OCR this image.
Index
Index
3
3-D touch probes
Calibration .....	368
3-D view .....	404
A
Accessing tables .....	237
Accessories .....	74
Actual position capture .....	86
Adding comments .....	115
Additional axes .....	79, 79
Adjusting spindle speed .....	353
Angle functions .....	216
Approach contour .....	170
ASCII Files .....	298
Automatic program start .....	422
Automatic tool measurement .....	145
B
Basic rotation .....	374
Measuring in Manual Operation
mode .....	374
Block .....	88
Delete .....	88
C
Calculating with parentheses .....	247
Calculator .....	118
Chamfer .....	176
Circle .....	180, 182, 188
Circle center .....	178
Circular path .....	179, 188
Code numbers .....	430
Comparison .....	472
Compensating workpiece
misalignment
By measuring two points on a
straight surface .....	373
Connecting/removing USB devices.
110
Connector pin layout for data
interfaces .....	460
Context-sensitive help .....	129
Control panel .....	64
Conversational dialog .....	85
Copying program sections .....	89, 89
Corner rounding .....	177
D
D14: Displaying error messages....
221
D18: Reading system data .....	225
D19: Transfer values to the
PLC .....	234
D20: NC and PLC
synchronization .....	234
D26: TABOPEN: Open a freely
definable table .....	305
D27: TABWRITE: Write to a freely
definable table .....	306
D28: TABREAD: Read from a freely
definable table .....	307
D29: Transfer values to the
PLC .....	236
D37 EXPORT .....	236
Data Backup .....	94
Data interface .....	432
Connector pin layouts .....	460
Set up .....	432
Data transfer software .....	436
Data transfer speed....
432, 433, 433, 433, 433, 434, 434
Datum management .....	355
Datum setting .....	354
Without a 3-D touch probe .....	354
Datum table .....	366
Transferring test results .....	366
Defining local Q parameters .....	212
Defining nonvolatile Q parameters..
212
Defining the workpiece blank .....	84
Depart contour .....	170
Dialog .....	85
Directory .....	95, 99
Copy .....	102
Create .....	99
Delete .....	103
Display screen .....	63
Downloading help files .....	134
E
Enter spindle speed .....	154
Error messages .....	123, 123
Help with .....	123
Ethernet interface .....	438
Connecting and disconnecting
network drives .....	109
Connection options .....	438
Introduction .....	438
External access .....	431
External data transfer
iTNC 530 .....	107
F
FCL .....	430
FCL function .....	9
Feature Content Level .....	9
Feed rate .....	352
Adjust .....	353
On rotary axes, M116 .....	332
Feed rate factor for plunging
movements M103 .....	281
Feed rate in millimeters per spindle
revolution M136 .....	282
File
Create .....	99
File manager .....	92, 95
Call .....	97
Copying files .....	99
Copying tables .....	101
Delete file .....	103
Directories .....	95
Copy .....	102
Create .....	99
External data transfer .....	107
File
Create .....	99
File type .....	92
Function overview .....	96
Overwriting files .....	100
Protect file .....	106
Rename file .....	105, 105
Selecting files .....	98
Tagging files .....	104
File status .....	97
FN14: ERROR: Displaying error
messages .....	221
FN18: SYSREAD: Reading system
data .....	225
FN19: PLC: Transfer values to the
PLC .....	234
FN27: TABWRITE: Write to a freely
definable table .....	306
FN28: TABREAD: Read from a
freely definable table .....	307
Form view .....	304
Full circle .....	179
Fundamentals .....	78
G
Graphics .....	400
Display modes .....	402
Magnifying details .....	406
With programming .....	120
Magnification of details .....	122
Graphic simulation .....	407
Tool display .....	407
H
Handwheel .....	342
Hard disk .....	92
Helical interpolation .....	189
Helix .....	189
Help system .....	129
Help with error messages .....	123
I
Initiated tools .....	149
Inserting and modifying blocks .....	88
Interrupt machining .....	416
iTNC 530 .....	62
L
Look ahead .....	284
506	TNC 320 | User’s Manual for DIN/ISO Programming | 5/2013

Directions for this task: Choose all lines containing the string "rate" and copy them out.

Solution to the problem:
Feed rate .....	352
Feed rate factor for plunging
Feed rate in millimeters per spindle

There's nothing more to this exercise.